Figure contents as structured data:
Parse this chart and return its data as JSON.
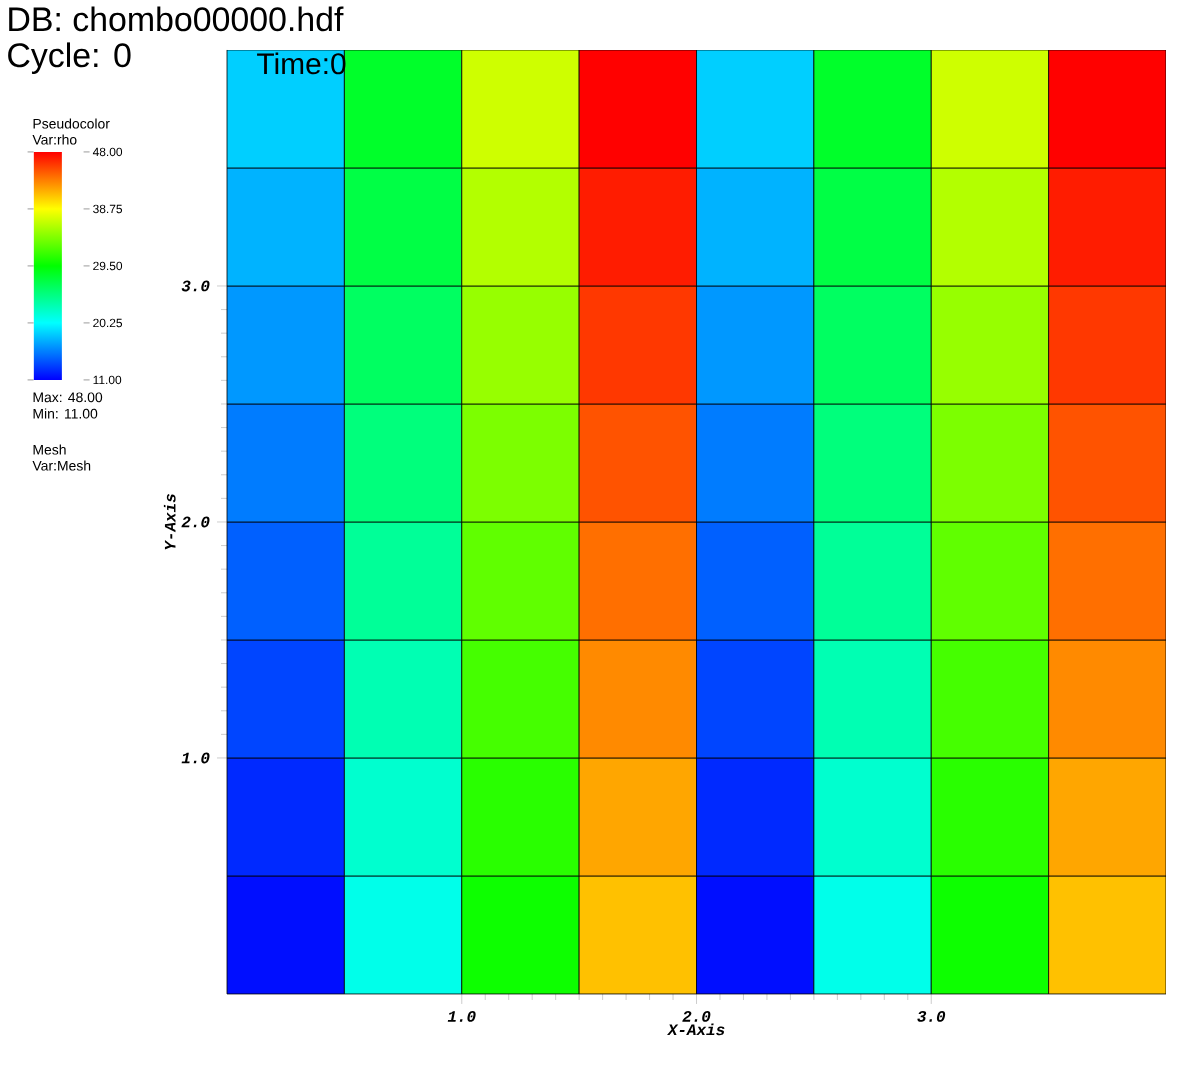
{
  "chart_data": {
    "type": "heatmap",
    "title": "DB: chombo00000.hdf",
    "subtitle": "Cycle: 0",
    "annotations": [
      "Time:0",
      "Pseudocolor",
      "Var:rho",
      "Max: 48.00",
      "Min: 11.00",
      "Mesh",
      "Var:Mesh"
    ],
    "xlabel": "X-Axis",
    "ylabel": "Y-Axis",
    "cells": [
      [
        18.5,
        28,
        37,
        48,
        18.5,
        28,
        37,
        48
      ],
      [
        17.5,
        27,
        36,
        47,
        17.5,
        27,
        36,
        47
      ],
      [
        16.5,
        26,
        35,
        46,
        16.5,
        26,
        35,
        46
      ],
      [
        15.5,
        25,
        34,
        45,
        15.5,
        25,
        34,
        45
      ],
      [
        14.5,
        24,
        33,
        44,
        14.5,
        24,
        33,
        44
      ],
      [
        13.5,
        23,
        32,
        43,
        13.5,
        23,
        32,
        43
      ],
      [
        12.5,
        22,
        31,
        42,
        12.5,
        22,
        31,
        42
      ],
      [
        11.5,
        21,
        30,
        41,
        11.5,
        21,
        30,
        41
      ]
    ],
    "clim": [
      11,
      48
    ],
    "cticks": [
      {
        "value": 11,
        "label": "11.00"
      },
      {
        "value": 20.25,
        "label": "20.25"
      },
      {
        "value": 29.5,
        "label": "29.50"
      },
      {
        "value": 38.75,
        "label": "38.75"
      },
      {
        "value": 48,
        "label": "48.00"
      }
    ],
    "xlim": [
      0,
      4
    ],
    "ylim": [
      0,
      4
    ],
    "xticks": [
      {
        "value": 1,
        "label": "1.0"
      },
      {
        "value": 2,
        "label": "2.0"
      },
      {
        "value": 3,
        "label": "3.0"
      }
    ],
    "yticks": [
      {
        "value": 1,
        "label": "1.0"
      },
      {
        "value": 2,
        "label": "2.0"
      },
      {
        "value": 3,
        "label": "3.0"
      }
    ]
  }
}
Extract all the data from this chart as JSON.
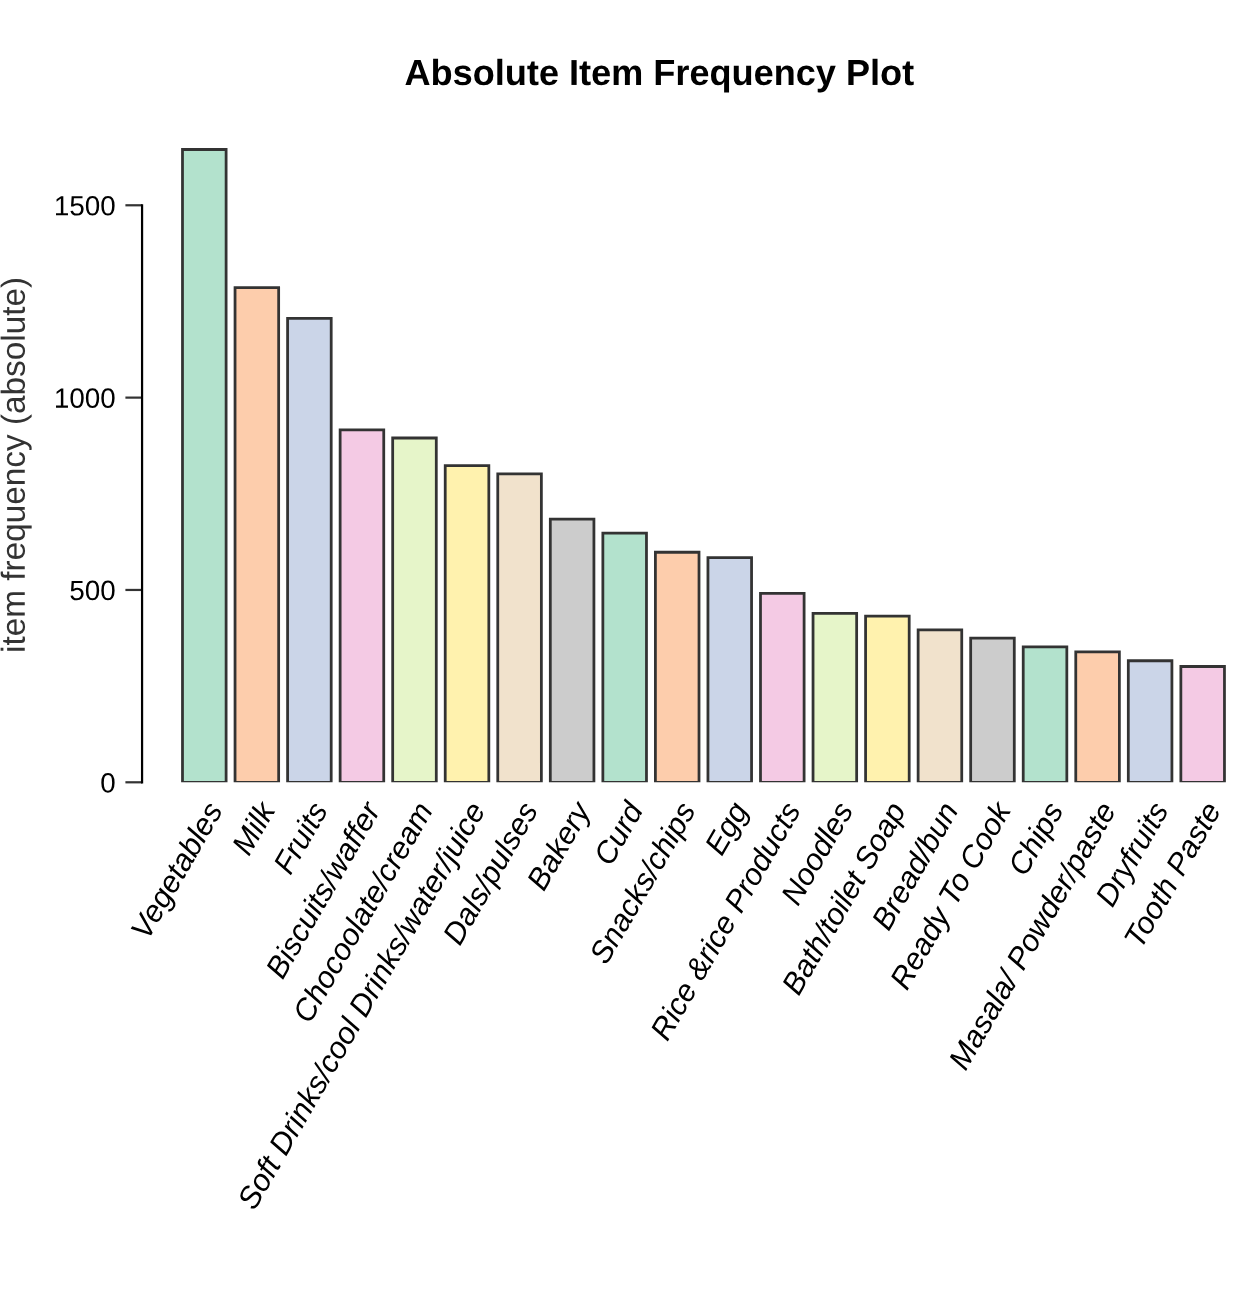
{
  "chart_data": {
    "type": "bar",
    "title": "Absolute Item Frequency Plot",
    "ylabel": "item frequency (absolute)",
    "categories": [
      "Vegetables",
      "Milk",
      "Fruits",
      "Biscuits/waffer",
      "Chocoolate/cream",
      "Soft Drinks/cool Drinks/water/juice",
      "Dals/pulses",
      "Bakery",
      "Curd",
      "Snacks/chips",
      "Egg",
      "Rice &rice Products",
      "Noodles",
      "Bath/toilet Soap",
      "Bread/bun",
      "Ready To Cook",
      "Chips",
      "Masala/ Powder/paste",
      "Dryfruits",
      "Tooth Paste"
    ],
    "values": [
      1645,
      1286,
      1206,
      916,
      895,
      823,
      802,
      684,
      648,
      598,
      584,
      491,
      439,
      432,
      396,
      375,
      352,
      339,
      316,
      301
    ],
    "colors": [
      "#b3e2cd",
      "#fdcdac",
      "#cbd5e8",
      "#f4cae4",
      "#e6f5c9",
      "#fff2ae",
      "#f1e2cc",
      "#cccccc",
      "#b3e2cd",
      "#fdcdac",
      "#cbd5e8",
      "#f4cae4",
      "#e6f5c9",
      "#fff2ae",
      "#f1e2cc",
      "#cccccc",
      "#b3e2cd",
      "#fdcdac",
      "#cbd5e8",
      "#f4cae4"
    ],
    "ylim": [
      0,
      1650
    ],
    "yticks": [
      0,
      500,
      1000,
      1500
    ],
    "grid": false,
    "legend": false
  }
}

§ Request: Write out the listing above exactly as it stands, pictures excluded.

§ Correct output:
Parse this chart and return its data as JSON.
{
  "chart_data": {
    "type": "heatmap",
    "title": "DB: chombo00000.hdf",
    "subtitle": "Cycle: 0",
    "annotations": [
      "Time:0",
      "Pseudocolor",
      "Var:rho",
      "Max: 48.00",
      "Min: 11.00",
      "Mesh",
      "Var:Mesh"
    ],
    "xlabel": "X-Axis",
    "ylabel": "Y-Axis",
    "cells": [
      [
        18.5,
        28,
        37,
        48,
        18.5,
        28,
        37,
        48
      ],
      [
        17.5,
        27,
        36,
        47,
        17.5,
        27,
        36,
        47
      ],
      [
        16.5,
        26,
        35,
        46,
        16.5,
        26,
        35,
        46
      ],
      [
        15.5,
        25,
        34,
        45,
        15.5,
        25,
        34,
        45
      ],
      [
        14.5,
        24,
        33,
        44,
        14.5,
        24,
        33,
        44
      ],
      [
        13.5,
        23,
        32,
        43,
        13.5,
        23,
        32,
        43
      ],
      [
        12.5,
        22,
        31,
        42,
        12.5,
        22,
        31,
        42
      ],
      [
        11.5,
        21,
        30,
        41,
        11.5,
        21,
        30,
        41
      ]
    ],
    "clim": [
      11,
      48
    ],
    "cticks": [
      {
        "value": 11,
        "label": "11.00"
      },
      {
        "value": 20.25,
        "label": "20.25"
      },
      {
        "value": 29.5,
        "label": "29.50"
      },
      {
        "value": 38.75,
        "label": "38.75"
      },
      {
        "value": 48,
        "label": "48.00"
      }
    ],
    "xlim": [
      0,
      4
    ],
    "ylim": [
      0,
      4
    ],
    "xticks": [
      {
        "value": 1,
        "label": "1.0"
      },
      {
        "value": 2,
        "label": "2.0"
      },
      {
        "value": 3,
        "label": "3.0"
      }
    ],
    "yticks": [
      {
        "value": 1,
        "label": "1.0"
      },
      {
        "value": 2,
        "label": "2.0"
      },
      {
        "value": 3,
        "label": "3.0"
      }
    ]
  }
}
Extract all the data from this chart as JSON.
{
  "chart_data": {
    "type": "bar",
    "title": "Absolute Item Frequency Plot",
    "ylabel": "item frequency (absolute)",
    "categories": [
      "Vegetables",
      "Milk",
      "Fruits",
      "Biscuits/waffer",
      "Chocoolate/cream",
      "Soft Drinks/cool Drinks/water/juice",
      "Dals/pulses",
      "Bakery",
      "Curd",
      "Snacks/chips",
      "Egg",
      "Rice &rice Products",
      "Noodles",
      "Bath/toilet Soap",
      "Bread/bun",
      "Ready To Cook",
      "Chips",
      "Masala/ Powder/paste",
      "Dryfruits",
      "Tooth Paste"
    ],
    "values": [
      1645,
      1286,
      1206,
      916,
      895,
      823,
      802,
      684,
      648,
      598,
      584,
      491,
      439,
      432,
      396,
      375,
      352,
      339,
      316,
      301
    ],
    "colors": [
      "#b3e2cd",
      "#fdcdac",
      "#cbd5e8",
      "#f4cae4",
      "#e6f5c9",
      "#fff2ae",
      "#f1e2cc",
      "#cccccc",
      "#b3e2cd",
      "#fdcdac",
      "#cbd5e8",
      "#f4cae4",
      "#e6f5c9",
      "#fff2ae",
      "#f1e2cc",
      "#cccccc",
      "#b3e2cd",
      "#fdcdac",
      "#cbd5e8",
      "#f4cae4"
    ],
    "ylim": [
      0,
      1650
    ],
    "yticks": [
      0,
      500,
      1000,
      1500
    ],
    "grid": false,
    "legend": false
  }
}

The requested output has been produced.